WORK ORDER
Reproduce the records word for word, leaving out any pictures they hold.

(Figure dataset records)
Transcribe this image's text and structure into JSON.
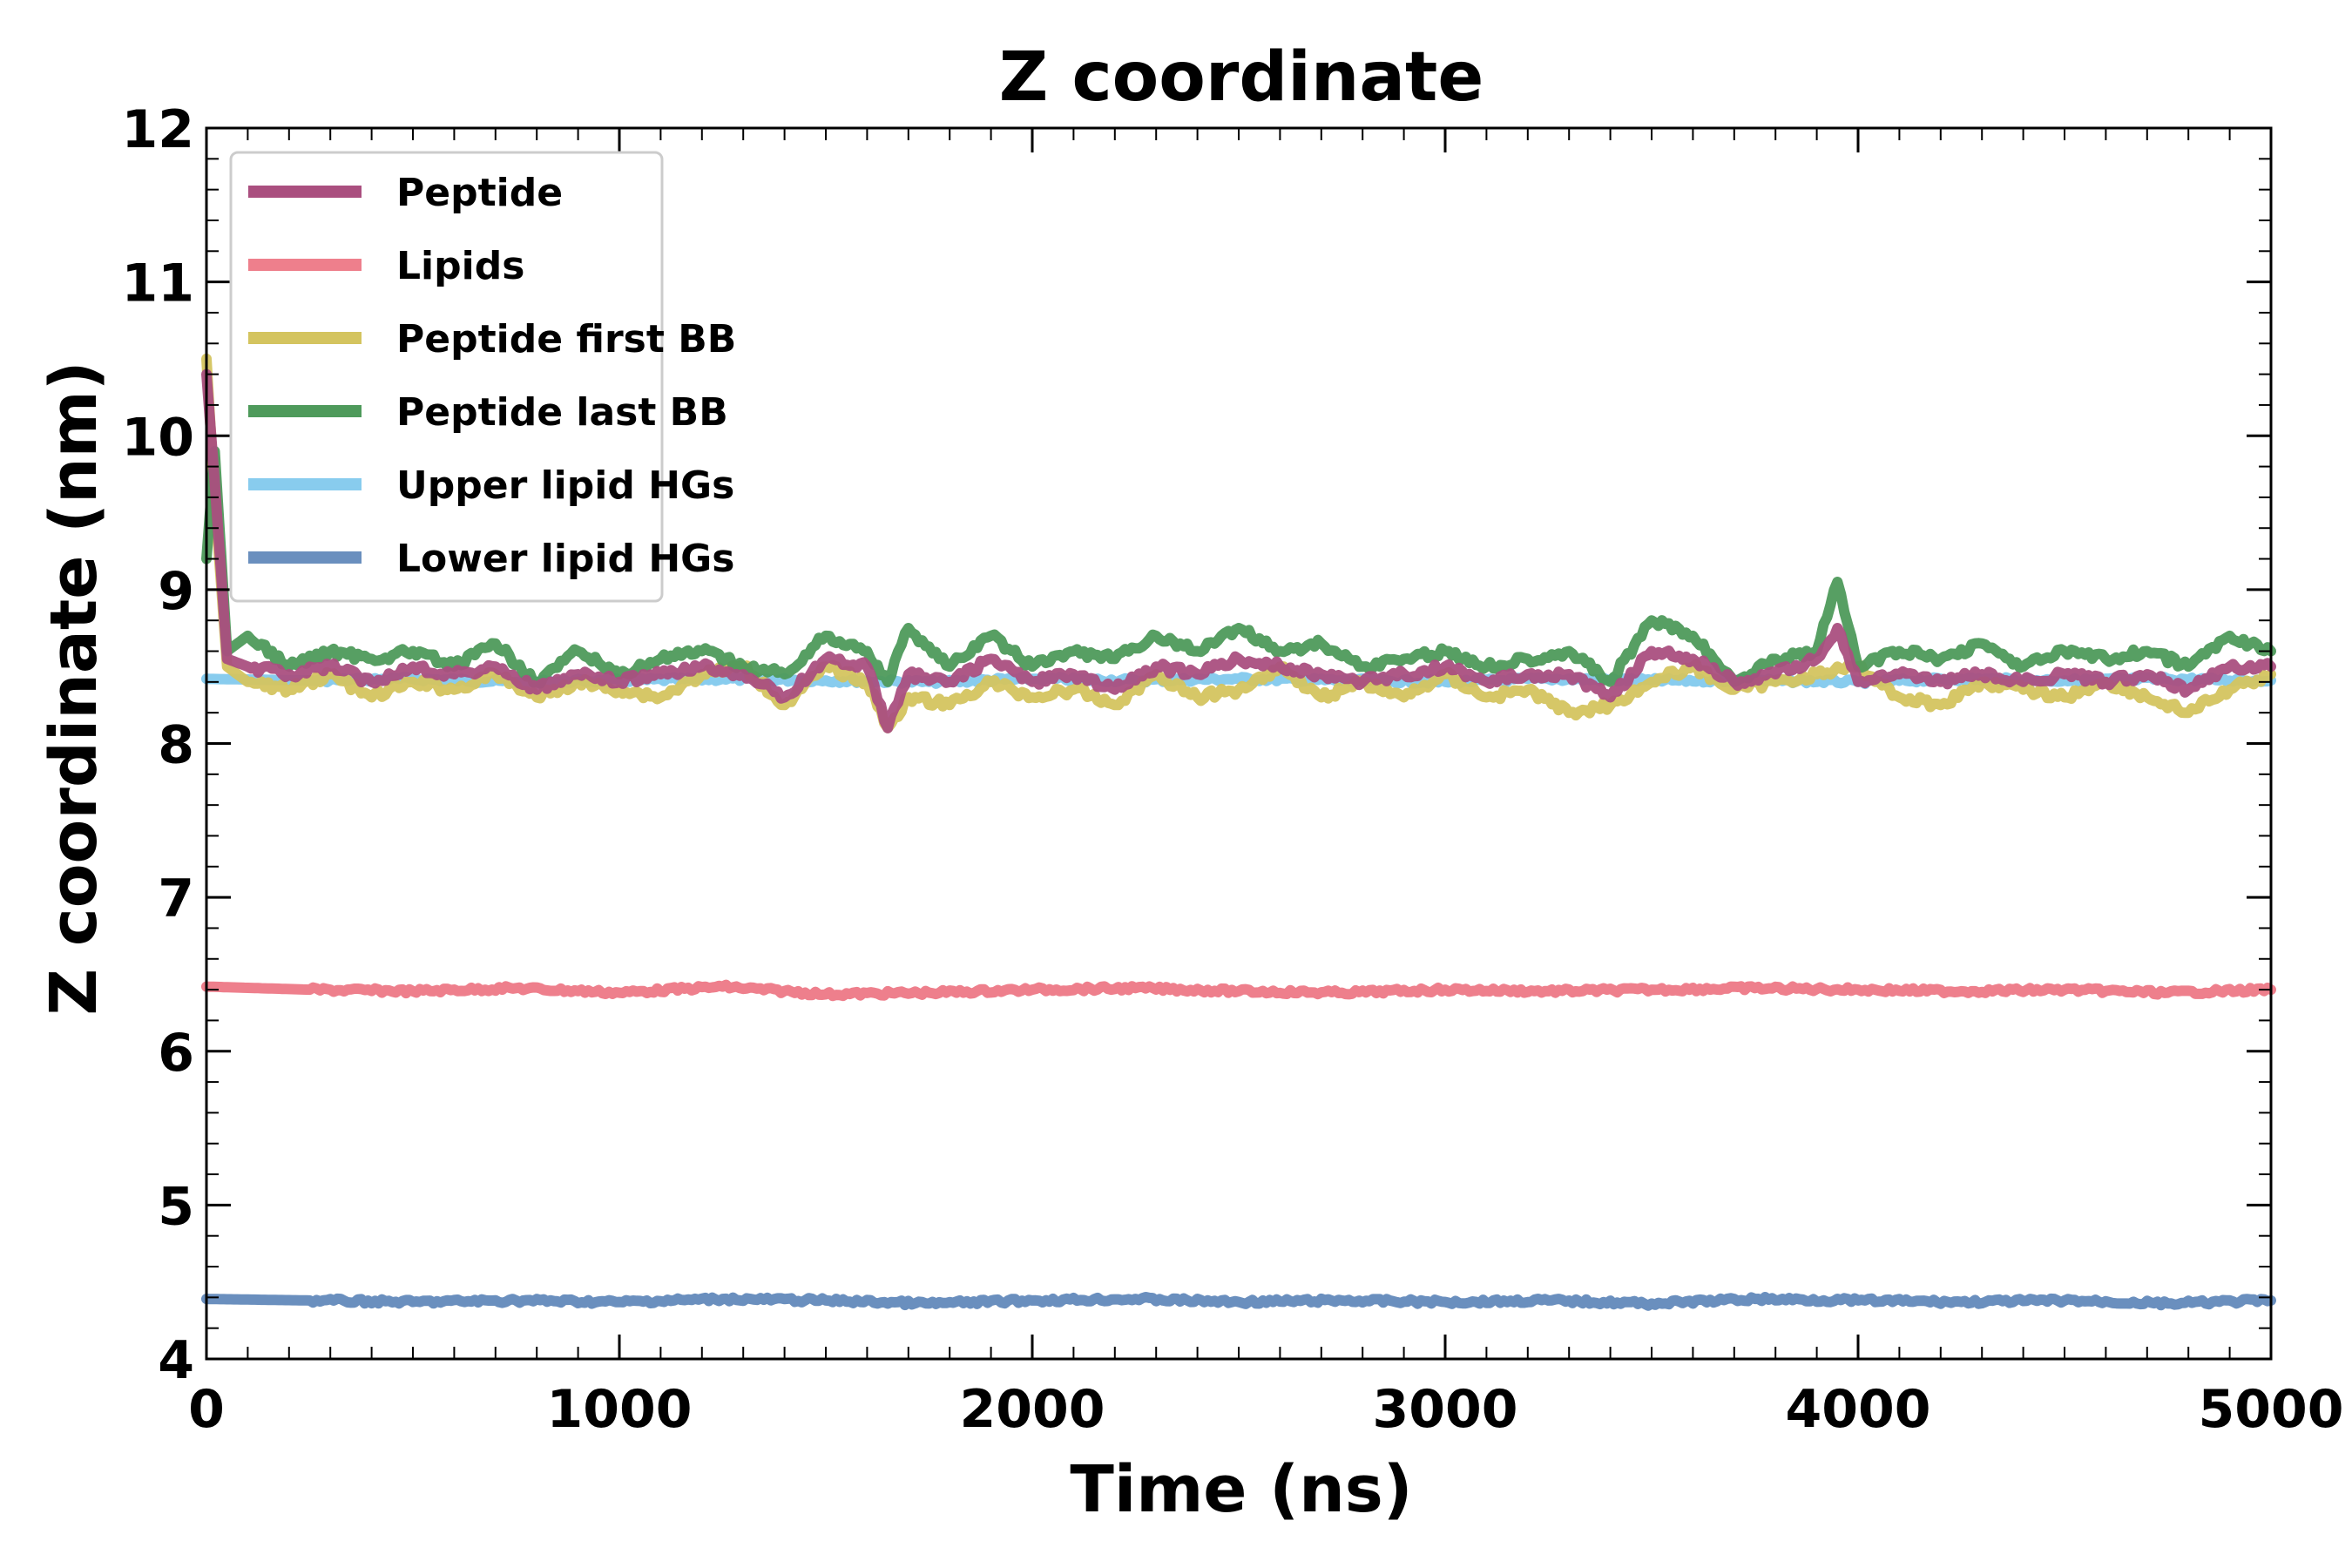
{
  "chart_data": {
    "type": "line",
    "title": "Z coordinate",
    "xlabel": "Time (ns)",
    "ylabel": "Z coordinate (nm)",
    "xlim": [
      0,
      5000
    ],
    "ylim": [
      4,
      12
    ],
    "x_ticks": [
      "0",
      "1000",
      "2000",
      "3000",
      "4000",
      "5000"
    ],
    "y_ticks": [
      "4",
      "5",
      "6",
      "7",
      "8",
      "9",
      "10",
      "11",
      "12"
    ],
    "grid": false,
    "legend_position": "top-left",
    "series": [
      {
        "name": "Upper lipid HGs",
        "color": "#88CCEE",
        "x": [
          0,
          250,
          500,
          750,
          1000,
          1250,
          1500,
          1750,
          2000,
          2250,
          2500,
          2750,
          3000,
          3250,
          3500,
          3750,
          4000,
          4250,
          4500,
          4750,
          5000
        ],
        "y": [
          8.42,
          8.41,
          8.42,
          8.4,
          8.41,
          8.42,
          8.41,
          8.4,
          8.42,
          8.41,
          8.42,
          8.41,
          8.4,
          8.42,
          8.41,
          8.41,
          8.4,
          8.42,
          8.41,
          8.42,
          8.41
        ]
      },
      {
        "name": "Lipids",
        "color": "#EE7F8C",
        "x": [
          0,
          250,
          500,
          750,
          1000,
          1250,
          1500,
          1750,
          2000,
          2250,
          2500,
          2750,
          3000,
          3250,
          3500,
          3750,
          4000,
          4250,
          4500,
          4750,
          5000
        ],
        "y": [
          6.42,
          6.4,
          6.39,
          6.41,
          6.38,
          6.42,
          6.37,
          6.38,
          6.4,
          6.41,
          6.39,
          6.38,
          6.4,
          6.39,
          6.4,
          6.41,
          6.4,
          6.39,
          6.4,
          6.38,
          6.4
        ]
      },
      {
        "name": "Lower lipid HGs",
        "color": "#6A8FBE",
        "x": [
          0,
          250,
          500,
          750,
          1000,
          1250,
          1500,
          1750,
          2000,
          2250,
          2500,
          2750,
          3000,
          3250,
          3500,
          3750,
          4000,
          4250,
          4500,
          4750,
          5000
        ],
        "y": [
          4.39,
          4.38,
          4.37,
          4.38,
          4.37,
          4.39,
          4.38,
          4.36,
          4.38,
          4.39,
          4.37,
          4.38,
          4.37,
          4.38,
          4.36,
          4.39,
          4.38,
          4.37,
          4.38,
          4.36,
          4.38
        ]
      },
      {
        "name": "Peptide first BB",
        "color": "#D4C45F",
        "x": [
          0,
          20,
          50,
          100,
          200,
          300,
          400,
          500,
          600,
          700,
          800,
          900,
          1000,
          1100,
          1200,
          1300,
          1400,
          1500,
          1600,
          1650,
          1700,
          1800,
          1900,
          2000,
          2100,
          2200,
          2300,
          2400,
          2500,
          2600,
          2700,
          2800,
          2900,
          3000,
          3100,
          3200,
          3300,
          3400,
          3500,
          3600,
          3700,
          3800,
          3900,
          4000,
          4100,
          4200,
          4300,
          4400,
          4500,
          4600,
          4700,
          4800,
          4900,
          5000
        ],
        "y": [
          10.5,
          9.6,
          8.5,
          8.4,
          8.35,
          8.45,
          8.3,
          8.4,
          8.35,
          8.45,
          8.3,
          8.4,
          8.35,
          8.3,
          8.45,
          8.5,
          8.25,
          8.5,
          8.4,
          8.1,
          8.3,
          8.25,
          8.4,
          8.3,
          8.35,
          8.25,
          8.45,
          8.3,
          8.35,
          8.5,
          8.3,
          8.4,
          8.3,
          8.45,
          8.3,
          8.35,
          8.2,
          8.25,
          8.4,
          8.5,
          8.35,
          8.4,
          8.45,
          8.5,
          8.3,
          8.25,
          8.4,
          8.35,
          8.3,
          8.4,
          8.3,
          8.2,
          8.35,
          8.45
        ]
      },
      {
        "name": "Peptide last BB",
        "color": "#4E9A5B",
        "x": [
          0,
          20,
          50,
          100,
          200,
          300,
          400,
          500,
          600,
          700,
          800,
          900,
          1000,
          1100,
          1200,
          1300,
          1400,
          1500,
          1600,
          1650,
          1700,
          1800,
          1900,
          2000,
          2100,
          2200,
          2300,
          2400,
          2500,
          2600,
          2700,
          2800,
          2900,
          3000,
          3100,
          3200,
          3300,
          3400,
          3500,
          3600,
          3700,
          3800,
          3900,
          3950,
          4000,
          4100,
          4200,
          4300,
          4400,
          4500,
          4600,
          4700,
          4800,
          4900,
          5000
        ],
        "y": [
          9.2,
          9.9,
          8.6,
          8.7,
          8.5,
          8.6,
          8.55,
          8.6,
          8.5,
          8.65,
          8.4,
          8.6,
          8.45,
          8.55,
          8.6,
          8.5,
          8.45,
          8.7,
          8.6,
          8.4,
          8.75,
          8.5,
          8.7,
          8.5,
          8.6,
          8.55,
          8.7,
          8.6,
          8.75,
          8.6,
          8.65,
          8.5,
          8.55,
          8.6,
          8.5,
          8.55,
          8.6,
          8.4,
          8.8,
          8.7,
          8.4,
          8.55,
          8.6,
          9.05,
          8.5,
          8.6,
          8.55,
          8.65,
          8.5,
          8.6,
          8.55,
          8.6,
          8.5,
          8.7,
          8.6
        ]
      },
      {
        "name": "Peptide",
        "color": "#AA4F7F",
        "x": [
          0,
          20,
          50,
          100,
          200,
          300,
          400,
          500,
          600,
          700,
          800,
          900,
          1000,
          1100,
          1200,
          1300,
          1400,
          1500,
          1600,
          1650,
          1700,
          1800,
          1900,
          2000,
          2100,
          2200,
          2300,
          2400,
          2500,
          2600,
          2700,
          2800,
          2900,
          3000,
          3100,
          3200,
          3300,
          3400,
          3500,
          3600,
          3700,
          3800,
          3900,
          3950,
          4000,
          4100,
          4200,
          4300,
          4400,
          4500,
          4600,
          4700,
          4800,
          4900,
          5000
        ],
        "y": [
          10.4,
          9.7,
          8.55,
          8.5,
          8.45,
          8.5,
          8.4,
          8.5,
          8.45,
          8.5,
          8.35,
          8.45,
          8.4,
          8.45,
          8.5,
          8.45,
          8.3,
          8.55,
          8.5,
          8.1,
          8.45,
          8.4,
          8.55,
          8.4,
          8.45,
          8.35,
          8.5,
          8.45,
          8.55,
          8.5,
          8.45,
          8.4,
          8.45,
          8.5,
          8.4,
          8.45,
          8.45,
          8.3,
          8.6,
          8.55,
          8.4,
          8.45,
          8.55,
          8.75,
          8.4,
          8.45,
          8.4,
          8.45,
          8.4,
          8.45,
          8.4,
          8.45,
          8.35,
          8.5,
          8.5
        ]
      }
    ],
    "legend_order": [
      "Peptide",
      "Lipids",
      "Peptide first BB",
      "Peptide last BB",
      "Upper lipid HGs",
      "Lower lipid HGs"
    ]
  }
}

RESULT OF THIS EXERCISE
Transcribe this image's text and structure into JSON.
{
  "chart_data": {
    "type": "line",
    "title": "Z coordinate",
    "xlabel": "Time (ns)",
    "ylabel": "Z coordinate (nm)",
    "xlim": [
      0,
      5000
    ],
    "ylim": [
      4,
      12
    ],
    "x_ticks": [
      "0",
      "1000",
      "2000",
      "3000",
      "4000",
      "5000"
    ],
    "y_ticks": [
      "4",
      "5",
      "6",
      "7",
      "8",
      "9",
      "10",
      "11",
      "12"
    ],
    "grid": false,
    "legend_position": "top-left",
    "series": [
      {
        "name": "Upper lipid HGs",
        "color": "#88CCEE",
        "x": [
          0,
          250,
          500,
          750,
          1000,
          1250,
          1500,
          1750,
          2000,
          2250,
          2500,
          2750,
          3000,
          3250,
          3500,
          3750,
          4000,
          4250,
          4500,
          4750,
          5000
        ],
        "y": [
          8.42,
          8.41,
          8.42,
          8.4,
          8.41,
          8.42,
          8.41,
          8.4,
          8.42,
          8.41,
          8.42,
          8.41,
          8.4,
          8.42,
          8.41,
          8.41,
          8.4,
          8.42,
          8.41,
          8.42,
          8.41
        ]
      },
      {
        "name": "Lipids",
        "color": "#EE7F8C",
        "x": [
          0,
          250,
          500,
          750,
          1000,
          1250,
          1500,
          1750,
          2000,
          2250,
          2500,
          2750,
          3000,
          3250,
          3500,
          3750,
          4000,
          4250,
          4500,
          4750,
          5000
        ],
        "y": [
          6.42,
          6.4,
          6.39,
          6.41,
          6.38,
          6.42,
          6.37,
          6.38,
          6.4,
          6.41,
          6.39,
          6.38,
          6.4,
          6.39,
          6.4,
          6.41,
          6.4,
          6.39,
          6.4,
          6.38,
          6.4
        ]
      },
      {
        "name": "Lower lipid HGs",
        "color": "#6A8FBE",
        "x": [
          0,
          250,
          500,
          750,
          1000,
          1250,
          1500,
          1750,
          2000,
          2250,
          2500,
          2750,
          3000,
          3250,
          3500,
          3750,
          4000,
          4250,
          4500,
          4750,
          5000
        ],
        "y": [
          4.39,
          4.38,
          4.37,
          4.38,
          4.37,
          4.39,
          4.38,
          4.36,
          4.38,
          4.39,
          4.37,
          4.38,
          4.37,
          4.38,
          4.36,
          4.39,
          4.38,
          4.37,
          4.38,
          4.36,
          4.38
        ]
      },
      {
        "name": "Peptide first BB",
        "color": "#D4C45F",
        "x": [
          0,
          20,
          50,
          100,
          200,
          300,
          400,
          500,
          600,
          700,
          800,
          900,
          1000,
          1100,
          1200,
          1300,
          1400,
          1500,
          1600,
          1650,
          1700,
          1800,
          1900,
          2000,
          2100,
          2200,
          2300,
          2400,
          2500,
          2600,
          2700,
          2800,
          2900,
          3000,
          3100,
          3200,
          3300,
          3400,
          3500,
          3600,
          3700,
          3800,
          3900,
          4000,
          4100,
          4200,
          4300,
          4400,
          4500,
          4600,
          4700,
          4800,
          4900,
          5000
        ],
        "y": [
          10.5,
          9.6,
          8.5,
          8.4,
          8.35,
          8.45,
          8.3,
          8.4,
          8.35,
          8.45,
          8.3,
          8.4,
          8.35,
          8.3,
          8.45,
          8.5,
          8.25,
          8.5,
          8.4,
          8.1,
          8.3,
          8.25,
          8.4,
          8.3,
          8.35,
          8.25,
          8.45,
          8.3,
          8.35,
          8.5,
          8.3,
          8.4,
          8.3,
          8.45,
          8.3,
          8.35,
          8.2,
          8.25,
          8.4,
          8.5,
          8.35,
          8.4,
          8.45,
          8.5,
          8.3,
          8.25,
          8.4,
          8.35,
          8.3,
          8.4,
          8.3,
          8.2,
          8.35,
          8.45
        ]
      },
      {
        "name": "Peptide last BB",
        "color": "#4E9A5B",
        "x": [
          0,
          20,
          50,
          100,
          200,
          300,
          400,
          500,
          600,
          700,
          800,
          900,
          1000,
          1100,
          1200,
          1300,
          1400,
          1500,
          1600,
          1650,
          1700,
          1800,
          1900,
          2000,
          2100,
          2200,
          2300,
          2400,
          2500,
          2600,
          2700,
          2800,
          2900,
          3000,
          3100,
          3200,
          3300,
          3400,
          3500,
          3600,
          3700,
          3800,
          3900,
          3950,
          4000,
          4100,
          4200,
          4300,
          4400,
          4500,
          4600,
          4700,
          4800,
          4900,
          5000
        ],
        "y": [
          9.2,
          9.9,
          8.6,
          8.7,
          8.5,
          8.6,
          8.55,
          8.6,
          8.5,
          8.65,
          8.4,
          8.6,
          8.45,
          8.55,
          8.6,
          8.5,
          8.45,
          8.7,
          8.6,
          8.4,
          8.75,
          8.5,
          8.7,
          8.5,
          8.6,
          8.55,
          8.7,
          8.6,
          8.75,
          8.6,
          8.65,
          8.5,
          8.55,
          8.6,
          8.5,
          8.55,
          8.6,
          8.4,
          8.8,
          8.7,
          8.4,
          8.55,
          8.6,
          9.05,
          8.5,
          8.6,
          8.55,
          8.65,
          8.5,
          8.6,
          8.55,
          8.6,
          8.5,
          8.7,
          8.6
        ]
      },
      {
        "name": "Peptide",
        "color": "#AA4F7F",
        "x": [
          0,
          20,
          50,
          100,
          200,
          300,
          400,
          500,
          600,
          700,
          800,
          900,
          1000,
          1100,
          1200,
          1300,
          1400,
          1500,
          1600,
          1650,
          1700,
          1800,
          1900,
          2000,
          2100,
          2200,
          2300,
          2400,
          2500,
          2600,
          2700,
          2800,
          2900,
          3000,
          3100,
          3200,
          3300,
          3400,
          3500,
          3600,
          3700,
          3800,
          3900,
          3950,
          4000,
          4100,
          4200,
          4300,
          4400,
          4500,
          4600,
          4700,
          4800,
          4900,
          5000
        ],
        "y": [
          10.4,
          9.7,
          8.55,
          8.5,
          8.45,
          8.5,
          8.4,
          8.5,
          8.45,
          8.5,
          8.35,
          8.45,
          8.4,
          8.45,
          8.5,
          8.45,
          8.3,
          8.55,
          8.5,
          8.1,
          8.45,
          8.4,
          8.55,
          8.4,
          8.45,
          8.35,
          8.5,
          8.45,
          8.55,
          8.5,
          8.45,
          8.4,
          8.45,
          8.5,
          8.4,
          8.45,
          8.45,
          8.3,
          8.6,
          8.55,
          8.4,
          8.45,
          8.55,
          8.75,
          8.4,
          8.45,
          8.4,
          8.45,
          8.4,
          8.45,
          8.4,
          8.45,
          8.35,
          8.5,
          8.5
        ]
      }
    ],
    "legend_order": [
      "Peptide",
      "Lipids",
      "Peptide first BB",
      "Peptide last BB",
      "Upper lipid HGs",
      "Lower lipid HGs"
    ]
  }
}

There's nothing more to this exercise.